WHAT NEEDS TO BE DONE:
Count the lines containing "JSON" in the entries underneath, and state that count without anything else.

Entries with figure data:
- - -

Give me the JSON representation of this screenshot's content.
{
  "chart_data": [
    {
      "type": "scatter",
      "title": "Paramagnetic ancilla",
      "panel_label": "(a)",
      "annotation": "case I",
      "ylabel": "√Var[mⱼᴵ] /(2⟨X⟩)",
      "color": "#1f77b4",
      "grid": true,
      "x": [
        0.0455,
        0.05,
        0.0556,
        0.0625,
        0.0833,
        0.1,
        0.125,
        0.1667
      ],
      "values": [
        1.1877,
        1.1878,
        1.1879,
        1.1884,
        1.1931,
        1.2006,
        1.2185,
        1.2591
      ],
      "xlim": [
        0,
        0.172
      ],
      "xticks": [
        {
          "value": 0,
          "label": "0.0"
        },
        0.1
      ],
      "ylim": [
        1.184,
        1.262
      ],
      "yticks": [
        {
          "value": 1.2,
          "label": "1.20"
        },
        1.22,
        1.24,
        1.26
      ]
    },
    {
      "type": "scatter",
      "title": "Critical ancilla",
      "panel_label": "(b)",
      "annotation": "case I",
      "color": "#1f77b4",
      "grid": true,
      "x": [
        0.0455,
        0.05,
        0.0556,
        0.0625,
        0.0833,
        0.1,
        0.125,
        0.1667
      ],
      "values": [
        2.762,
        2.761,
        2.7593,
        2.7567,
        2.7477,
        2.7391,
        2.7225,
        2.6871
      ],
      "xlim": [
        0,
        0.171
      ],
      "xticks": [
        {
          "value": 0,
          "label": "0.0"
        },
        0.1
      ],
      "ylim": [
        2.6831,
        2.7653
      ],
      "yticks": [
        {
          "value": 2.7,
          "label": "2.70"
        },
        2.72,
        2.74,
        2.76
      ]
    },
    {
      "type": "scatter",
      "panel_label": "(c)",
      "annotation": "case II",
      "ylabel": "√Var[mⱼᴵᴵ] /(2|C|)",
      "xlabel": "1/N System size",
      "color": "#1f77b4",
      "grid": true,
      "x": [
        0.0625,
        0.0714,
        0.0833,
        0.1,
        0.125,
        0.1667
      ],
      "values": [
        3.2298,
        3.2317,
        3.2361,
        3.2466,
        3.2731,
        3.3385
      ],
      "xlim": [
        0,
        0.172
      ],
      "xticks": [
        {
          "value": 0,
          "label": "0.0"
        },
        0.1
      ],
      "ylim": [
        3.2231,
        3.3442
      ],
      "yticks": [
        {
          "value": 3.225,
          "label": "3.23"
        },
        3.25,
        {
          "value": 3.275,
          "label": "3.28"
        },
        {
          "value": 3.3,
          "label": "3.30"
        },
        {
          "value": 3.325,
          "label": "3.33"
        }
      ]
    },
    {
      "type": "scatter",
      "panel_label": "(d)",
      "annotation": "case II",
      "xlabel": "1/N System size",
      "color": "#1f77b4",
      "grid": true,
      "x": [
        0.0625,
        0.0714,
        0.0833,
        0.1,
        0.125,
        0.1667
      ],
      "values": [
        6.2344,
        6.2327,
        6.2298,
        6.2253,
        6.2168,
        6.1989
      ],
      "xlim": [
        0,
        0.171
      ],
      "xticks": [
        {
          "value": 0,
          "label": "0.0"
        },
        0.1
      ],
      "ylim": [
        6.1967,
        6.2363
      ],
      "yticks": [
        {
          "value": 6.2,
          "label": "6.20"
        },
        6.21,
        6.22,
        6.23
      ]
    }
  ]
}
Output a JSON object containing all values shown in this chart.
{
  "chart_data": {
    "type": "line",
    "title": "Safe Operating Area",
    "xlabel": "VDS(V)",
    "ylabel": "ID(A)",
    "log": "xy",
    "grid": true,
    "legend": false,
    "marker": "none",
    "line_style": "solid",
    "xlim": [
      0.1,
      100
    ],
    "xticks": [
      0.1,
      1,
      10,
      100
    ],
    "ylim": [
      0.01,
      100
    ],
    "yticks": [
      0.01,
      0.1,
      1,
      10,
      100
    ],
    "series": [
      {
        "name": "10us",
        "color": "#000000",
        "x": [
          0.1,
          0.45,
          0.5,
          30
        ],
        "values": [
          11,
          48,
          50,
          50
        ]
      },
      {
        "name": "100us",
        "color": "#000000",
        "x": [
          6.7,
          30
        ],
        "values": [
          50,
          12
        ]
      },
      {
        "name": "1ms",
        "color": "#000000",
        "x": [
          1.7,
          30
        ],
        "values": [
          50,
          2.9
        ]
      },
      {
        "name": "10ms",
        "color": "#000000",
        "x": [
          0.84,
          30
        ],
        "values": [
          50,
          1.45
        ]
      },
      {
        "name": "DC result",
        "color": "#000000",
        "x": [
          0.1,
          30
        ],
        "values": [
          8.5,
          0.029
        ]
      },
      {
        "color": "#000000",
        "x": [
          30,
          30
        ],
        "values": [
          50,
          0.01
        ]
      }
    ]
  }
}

- - -

COMPLETED TASK:
2